● **Set exercise**
Will you print the material below without altering a single character?

Data items
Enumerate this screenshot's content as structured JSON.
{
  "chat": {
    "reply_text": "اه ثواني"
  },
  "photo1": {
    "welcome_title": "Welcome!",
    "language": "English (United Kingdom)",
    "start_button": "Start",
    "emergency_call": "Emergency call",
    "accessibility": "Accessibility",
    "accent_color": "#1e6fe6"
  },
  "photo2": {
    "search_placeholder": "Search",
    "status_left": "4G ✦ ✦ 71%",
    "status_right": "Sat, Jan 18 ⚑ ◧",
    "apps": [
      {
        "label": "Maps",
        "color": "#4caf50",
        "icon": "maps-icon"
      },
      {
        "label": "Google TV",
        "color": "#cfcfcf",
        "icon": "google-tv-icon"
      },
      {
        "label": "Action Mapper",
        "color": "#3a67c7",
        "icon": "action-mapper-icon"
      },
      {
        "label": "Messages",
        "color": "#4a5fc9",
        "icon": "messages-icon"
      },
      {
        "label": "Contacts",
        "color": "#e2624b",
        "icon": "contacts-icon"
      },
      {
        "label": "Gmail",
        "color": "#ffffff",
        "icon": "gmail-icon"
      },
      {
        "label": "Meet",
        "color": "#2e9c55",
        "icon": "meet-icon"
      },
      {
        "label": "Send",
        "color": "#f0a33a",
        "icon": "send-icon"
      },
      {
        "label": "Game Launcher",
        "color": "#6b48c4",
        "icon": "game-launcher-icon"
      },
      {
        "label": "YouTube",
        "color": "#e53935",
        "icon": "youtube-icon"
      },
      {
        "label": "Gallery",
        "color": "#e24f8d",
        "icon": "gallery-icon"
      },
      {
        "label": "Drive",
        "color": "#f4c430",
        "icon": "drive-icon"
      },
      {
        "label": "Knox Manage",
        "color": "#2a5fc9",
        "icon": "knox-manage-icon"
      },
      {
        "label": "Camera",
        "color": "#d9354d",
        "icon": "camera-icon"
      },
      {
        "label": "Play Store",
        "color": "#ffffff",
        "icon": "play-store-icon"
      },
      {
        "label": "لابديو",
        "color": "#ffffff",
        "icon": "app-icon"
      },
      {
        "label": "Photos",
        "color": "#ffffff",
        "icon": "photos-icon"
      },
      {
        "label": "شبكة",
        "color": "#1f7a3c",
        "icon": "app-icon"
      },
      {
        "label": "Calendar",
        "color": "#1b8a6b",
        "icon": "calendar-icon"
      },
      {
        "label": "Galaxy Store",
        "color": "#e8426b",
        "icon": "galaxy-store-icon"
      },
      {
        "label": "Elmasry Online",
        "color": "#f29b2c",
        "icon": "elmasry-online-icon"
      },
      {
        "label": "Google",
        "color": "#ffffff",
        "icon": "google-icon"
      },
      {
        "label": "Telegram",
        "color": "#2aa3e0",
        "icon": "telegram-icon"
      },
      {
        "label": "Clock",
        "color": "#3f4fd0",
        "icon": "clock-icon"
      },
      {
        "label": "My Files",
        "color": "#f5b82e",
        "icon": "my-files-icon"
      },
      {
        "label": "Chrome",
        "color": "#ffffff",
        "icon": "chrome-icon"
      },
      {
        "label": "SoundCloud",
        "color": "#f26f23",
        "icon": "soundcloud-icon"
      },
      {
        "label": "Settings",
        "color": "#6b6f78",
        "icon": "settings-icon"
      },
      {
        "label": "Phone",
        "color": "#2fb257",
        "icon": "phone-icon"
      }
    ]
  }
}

● **The output**
Enumerate this screenshot's content as structured JSON.
{
  "chat": {
    "reply_text": "اه ثواني"
  },
  "photo1": {
    "welcome_title": "Welcome!",
    "language": "English (United Kingdom)",
    "start_button": "Start",
    "emergency_call": "Emergency call",
    "accessibility": "Accessibility",
    "accent_color": "#1e6fe6"
  },
  "photo2": {
    "search_placeholder": "Search",
    "status_left": "4G ✦ ✦ 71%",
    "status_right": "Sat, Jan 18 ⚑ ◧",
    "apps": [
      {
        "label": "Maps",
        "color": "#4caf50",
        "icon": "maps-icon"
      },
      {
        "label": "Google TV",
        "color": "#cfcfcf",
        "icon": "google-tv-icon"
      },
      {
        "label": "Action Mapper",
        "color": "#3a67c7",
        "icon": "action-mapper-icon"
      },
      {
        "label": "Messages",
        "color": "#4a5fc9",
        "icon": "messages-icon"
      },
      {
        "label": "Contacts",
        "color": "#e2624b",
        "icon": "contacts-icon"
      },
      {
        "label": "Gmail",
        "color": "#ffffff",
        "icon": "gmail-icon"
      },
      {
        "label": "Meet",
        "color": "#2e9c55",
        "icon": "meet-icon"
      },
      {
        "label": "Send",
        "color": "#f0a33a",
        "icon": "send-icon"
      },
      {
        "label": "Game Launcher",
        "color": "#6b48c4",
        "icon": "game-launcher-icon"
      },
      {
        "label": "YouTube",
        "color": "#e53935",
        "icon": "youtube-icon"
      },
      {
        "label": "Gallery",
        "color": "#e24f8d",
        "icon": "gallery-icon"
      },
      {
        "label": "Drive",
        "color": "#f4c430",
        "icon": "drive-icon"
      },
      {
        "label": "Knox Manage",
        "color": "#2a5fc9",
        "icon": "knox-manage-icon"
      },
      {
        "label": "Camera",
        "color": "#d9354d",
        "icon": "camera-icon"
      },
      {
        "label": "Play Store",
        "color": "#ffffff",
        "icon": "play-store-icon"
      },
      {
        "label": "لابديو",
        "color": "#ffffff",
        "icon": "app-icon"
      },
      {
        "label": "Photos",
        "color": "#ffffff",
        "icon": "photos-icon"
      },
      {
        "label": "شبكة",
        "color": "#1f7a3c",
        "icon": "app-icon"
      },
      {
        "label": "Calendar",
        "color": "#1b8a6b",
        "icon": "calendar-icon"
      },
      {
        "label": "Galaxy Store",
        "color": "#e8426b",
        "icon": "galaxy-store-icon"
      },
      {
        "label": "Elmasry Online",
        "color": "#f29b2c",
        "icon": "elmasry-online-icon"
      },
      {
        "label": "Google",
        "color": "#ffffff",
        "icon": "google-icon"
      },
      {
        "label": "Telegram",
        "color": "#2aa3e0",
        "icon": "telegram-icon"
      },
      {
        "label": "Clock",
        "color": "#3f4fd0",
        "icon": "clock-icon"
      },
      {
        "label": "My Files",
        "color": "#f5b82e",
        "icon": "my-files-icon"
      },
      {
        "label": "Chrome",
        "color": "#ffffff",
        "icon": "chrome-icon"
      },
      {
        "label": "SoundCloud",
        "color": "#f26f23",
        "icon": "soundcloud-icon"
      },
      {
        "label": "Settings",
        "color": "#6b6f78",
        "icon": "settings-icon"
      },
      {
        "label": "Phone",
        "color": "#2fb257",
        "icon": "phone-icon"
      }
    ]
  }
}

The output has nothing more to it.